Given task
Find the lines of data that contain the string "values", then list them.

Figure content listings
----------
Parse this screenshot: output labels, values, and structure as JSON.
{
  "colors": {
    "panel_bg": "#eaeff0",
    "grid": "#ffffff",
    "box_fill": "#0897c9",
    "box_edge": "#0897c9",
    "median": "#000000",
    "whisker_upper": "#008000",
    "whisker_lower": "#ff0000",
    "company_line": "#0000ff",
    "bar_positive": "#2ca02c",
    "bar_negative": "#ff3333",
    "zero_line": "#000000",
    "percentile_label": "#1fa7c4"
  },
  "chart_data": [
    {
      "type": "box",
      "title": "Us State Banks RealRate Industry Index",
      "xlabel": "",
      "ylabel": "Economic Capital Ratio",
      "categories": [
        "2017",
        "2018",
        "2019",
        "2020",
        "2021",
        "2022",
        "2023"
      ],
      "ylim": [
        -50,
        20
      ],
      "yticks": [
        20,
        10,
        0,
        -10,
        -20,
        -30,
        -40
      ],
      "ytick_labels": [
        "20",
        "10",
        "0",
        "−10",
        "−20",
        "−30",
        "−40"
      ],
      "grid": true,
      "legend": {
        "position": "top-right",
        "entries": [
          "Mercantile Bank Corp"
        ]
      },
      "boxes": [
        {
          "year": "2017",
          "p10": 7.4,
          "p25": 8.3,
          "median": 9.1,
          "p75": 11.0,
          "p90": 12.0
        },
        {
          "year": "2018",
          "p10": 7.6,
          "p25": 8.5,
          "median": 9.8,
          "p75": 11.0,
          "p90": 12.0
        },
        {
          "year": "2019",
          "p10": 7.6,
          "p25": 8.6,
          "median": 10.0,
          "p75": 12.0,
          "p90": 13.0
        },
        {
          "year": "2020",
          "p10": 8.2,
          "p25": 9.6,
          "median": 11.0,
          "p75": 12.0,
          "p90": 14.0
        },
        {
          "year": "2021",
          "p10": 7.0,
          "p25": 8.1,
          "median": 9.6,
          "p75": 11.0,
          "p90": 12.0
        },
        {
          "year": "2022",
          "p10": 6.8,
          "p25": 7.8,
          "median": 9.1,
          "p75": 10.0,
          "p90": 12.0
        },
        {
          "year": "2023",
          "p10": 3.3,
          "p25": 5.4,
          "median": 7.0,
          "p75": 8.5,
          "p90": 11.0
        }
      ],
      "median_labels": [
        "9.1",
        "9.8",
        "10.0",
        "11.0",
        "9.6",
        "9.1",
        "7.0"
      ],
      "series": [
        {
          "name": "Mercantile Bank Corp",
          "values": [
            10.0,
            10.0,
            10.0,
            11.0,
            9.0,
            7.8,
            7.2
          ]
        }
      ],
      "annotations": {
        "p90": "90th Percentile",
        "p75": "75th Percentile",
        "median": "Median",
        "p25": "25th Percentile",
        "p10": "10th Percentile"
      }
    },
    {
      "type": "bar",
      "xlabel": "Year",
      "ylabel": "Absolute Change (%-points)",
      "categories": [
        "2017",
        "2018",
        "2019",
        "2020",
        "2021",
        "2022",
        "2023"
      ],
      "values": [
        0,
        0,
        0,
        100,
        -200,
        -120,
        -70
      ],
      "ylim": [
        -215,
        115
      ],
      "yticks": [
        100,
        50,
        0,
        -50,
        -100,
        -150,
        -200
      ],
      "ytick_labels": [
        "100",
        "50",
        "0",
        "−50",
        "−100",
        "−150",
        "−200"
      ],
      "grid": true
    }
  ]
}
----------
Written response
Parse this screenshot: output labels, values, and structure as JSON.
          "values": [
      "values": [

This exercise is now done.